- What is asked: Transcribe the entries that follow, word for word.

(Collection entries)
..........
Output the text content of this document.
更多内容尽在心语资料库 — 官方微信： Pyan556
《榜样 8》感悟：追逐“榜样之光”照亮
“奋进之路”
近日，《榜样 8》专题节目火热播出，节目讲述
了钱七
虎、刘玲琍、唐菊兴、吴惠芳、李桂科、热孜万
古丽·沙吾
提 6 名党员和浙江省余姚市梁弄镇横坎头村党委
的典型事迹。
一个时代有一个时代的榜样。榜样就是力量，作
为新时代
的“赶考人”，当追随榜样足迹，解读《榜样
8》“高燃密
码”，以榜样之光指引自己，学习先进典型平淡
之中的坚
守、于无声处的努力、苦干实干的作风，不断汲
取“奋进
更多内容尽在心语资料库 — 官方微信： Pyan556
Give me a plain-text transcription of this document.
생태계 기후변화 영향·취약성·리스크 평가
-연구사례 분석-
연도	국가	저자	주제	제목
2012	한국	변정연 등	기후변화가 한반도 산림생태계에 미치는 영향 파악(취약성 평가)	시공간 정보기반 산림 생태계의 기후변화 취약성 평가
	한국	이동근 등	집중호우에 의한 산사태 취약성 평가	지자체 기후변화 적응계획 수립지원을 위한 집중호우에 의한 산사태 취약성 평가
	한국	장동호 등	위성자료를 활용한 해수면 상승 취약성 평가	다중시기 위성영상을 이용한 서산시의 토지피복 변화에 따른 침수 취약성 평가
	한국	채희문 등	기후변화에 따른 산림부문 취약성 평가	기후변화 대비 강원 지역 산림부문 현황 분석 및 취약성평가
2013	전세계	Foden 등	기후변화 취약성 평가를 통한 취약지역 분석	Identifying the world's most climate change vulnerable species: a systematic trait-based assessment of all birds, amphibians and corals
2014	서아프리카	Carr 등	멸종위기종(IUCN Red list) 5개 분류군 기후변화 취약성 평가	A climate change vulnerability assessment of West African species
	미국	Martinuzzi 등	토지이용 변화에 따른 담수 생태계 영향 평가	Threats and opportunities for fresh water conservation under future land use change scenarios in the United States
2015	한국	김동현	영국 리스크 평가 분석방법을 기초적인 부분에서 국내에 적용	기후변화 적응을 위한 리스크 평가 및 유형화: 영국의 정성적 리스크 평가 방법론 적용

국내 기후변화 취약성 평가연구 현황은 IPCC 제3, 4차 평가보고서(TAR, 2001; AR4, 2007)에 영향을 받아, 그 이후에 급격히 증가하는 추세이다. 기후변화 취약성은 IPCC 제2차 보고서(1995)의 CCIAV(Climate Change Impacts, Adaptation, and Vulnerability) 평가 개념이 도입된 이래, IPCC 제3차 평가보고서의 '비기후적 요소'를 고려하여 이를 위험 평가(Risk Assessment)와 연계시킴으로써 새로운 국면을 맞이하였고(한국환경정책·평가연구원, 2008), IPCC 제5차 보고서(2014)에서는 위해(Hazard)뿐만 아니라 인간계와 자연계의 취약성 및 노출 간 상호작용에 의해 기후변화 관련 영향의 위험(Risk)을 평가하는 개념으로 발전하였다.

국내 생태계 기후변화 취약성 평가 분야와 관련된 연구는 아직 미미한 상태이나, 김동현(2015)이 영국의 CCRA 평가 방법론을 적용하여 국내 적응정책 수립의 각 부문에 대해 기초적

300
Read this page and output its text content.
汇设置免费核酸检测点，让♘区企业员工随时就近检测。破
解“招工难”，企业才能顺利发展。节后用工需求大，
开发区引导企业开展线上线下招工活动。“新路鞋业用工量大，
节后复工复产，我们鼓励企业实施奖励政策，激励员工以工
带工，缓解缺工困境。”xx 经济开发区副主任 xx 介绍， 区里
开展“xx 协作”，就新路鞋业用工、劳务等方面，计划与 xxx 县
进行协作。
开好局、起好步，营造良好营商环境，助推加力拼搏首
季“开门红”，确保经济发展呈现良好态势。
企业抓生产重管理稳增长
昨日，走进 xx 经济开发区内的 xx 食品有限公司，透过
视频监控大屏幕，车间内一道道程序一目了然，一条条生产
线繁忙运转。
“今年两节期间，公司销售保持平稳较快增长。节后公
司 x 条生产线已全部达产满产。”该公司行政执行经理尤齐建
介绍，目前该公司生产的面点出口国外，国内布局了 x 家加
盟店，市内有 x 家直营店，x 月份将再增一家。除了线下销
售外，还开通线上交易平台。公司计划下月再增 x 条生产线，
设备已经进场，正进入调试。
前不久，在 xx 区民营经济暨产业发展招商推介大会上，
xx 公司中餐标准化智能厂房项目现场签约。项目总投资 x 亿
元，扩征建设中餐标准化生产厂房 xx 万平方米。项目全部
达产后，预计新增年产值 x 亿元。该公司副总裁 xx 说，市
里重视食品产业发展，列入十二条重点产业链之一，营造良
..........
- Result:
Output the text content of this document.
更多内容尽在心语资料库 — 官方微信： Pyan556
《榜样 8》感悟：追逐“榜样之光”照亮
“奋进之路”
近日，《榜样 8》专题节目火热播出，节目讲述
了钱七
虎、刘玲琍、唐菊兴、吴惠芳、李桂科、热孜万
古丽·沙吾
提 6 名党员和浙江省余姚市梁弄镇横坎头村党委
的典型事迹。
一个时代有一个时代的榜样。榜样就是力量，作
为新时代
的“赶考人”，当追随榜样足迹，解读《榜样
8》“高燃密
码”，以榜样之光指引自己，学习先进典型平淡
之中的坚
守、于无声处的努力、苦干实干的作风，不断汲
取“奋进
更多内容尽在心语资料库 — 官方微信： Pyan556
Give me a plain-text transcription of this document.
생태계 기후변화 영향·취약성·리스크 평가
-연구사례 분석-
연도	국가	저자	주제	제목
2012	한국	변정연 등	기후변화가 한반도 산림생태계에 미치는 영향 파악(취약성 평가)	시공간 정보기반 산림 생태계의 기후변화 취약성 평가
	한국	이동근 등	집중호우에 의한 산사태 취약성 평가	지자체 기후변화 적응계획 수립지원을 위한 집중호우에 의한 산사태 취약성 평가
	한국	장동호 등	위성자료를 활용한 해수면 상승 취약성 평가	다중시기 위성영상을 이용한 서산시의 토지피복 변화에 따른 침수 취약성 평가
	한국	채희문 등	기후변화에 따른 산림부문 취약성 평가	기후변화 대비 강원 지역 산림부문 현황 분석 및 취약성평가
2013	전세계	Foden 등	기후변화 취약성 평가를 통한 취약지역 분석	Identifying the world's most climate change vulnerable species: a systematic trait-based assessment of all birds, amphibians and corals
2014	서아프리카	Carr 등	멸종위기종(IUCN Red list) 5개 분류군 기후변화 취약성 평가	A climate change vulnerability assessment of West African species
	미국	Martinuzzi 등	토지이용 변화에 따른 담수 생태계 영향 평가	Threats and opportunities for fresh water conservation under future land use change scenarios in the United States
2015	한국	김동현	영국 리스크 평가 분석방법을 기초적인 부분에서 국내에 적용	기후변화 적응을 위한 리스크 평가 및 유형화: 영국의 정성적 리스크 평가 방법론 적용

국내 기후변화 취약성 평가연구 현황은 IPCC 제3, 4차 평가보고서(TAR, 2001; AR4, 2007)에 영향을 받아, 그 이후에 급격히 증가하는 추세이다. 기후변화 취약성은 IPCC 제2차 보고서(1995)의 CCIAV(Climate Change Impacts, Adaptation, and Vulnerability) 평가 개념이 도입된 이래, IPCC 제3차 평가보고서의 '비기후적 요소'를 고려하여 이를 위험 평가(Risk Assessment)와 연계시킴으로써 새로운 국면을 맞이하였고(한국환경정책·평가연구원, 2008), IPCC 제5차 보고서(2014)에서는 위해(Hazard)뿐만 아니라 인간계와 자연계의 취약성 및 노출 간 상호작용에 의해 기후변화 관련 영향의 위험(Risk)을 평가하는 개념으로 발전하였다.

국내 생태계 기후변화 취약성 평가 분야와 관련된 연구는 아직 미미한 상태이나, 김동현(2015)이 영국의 CCRA 평가 방법론을 적용하여 국내 적응정책 수립의 각 부문에 대해 기초적

300
Read this page and output its text content.
汇设置免费核酸检测点，让♘区企业员工随时就近检测。破
解“招工难”，企业才能顺利发展。节后用工需求大，
开发区引导企业开展线上线下招工活动。“新路鞋业用工量大，
节后复工复产，我们鼓励企业实施奖励政策，激励员工以工
带工，缓解缺工困境。”xx 经济开发区副主任 xx 介绍， 区里
开展“xx 协作”，就新路鞋业用工、劳务等方面，计划与 xxx 县
进行协作。
开好局、起好步，营造良好营商环境，助推加力拼搏首
季“开门红”，确保经济发展呈现良好态势。
企业抓生产重管理稳增长
昨日，走进 xx 经济开发区内的 xx 食品有限公司，透过
视频监控大屏幕，车间内一道道程序一目了然，一条条生产
线繁忙运转。
“今年两节期间，公司销售保持平稳较快增长。节后公
司 x 条生产线已全部达产满产。”该公司行政执行经理尤齐建
介绍，目前该公司生产的面点出口国外，国内布局了 x 家加
盟店，市内有 x 家直营店，x 月份将再增一家。除了线下销
售外，还开通线上交易平台。公司计划下月再增 x 条生产线，
设备已经进场，正进入调试。
前不久，在 xx 区民营经济暨产业发展招商推介大会上，
xx 公司中餐标准化智能厂房项目现场签约。项目总投资 x 亿
元，扩征建设中餐标准化生产厂房 xx 万平方米。项目全部
达产后，预计新增年产值 x 亿元。该公司副总裁 xx 说，市
里重视食品产业发展，列入十二条重点产业链之一，营造良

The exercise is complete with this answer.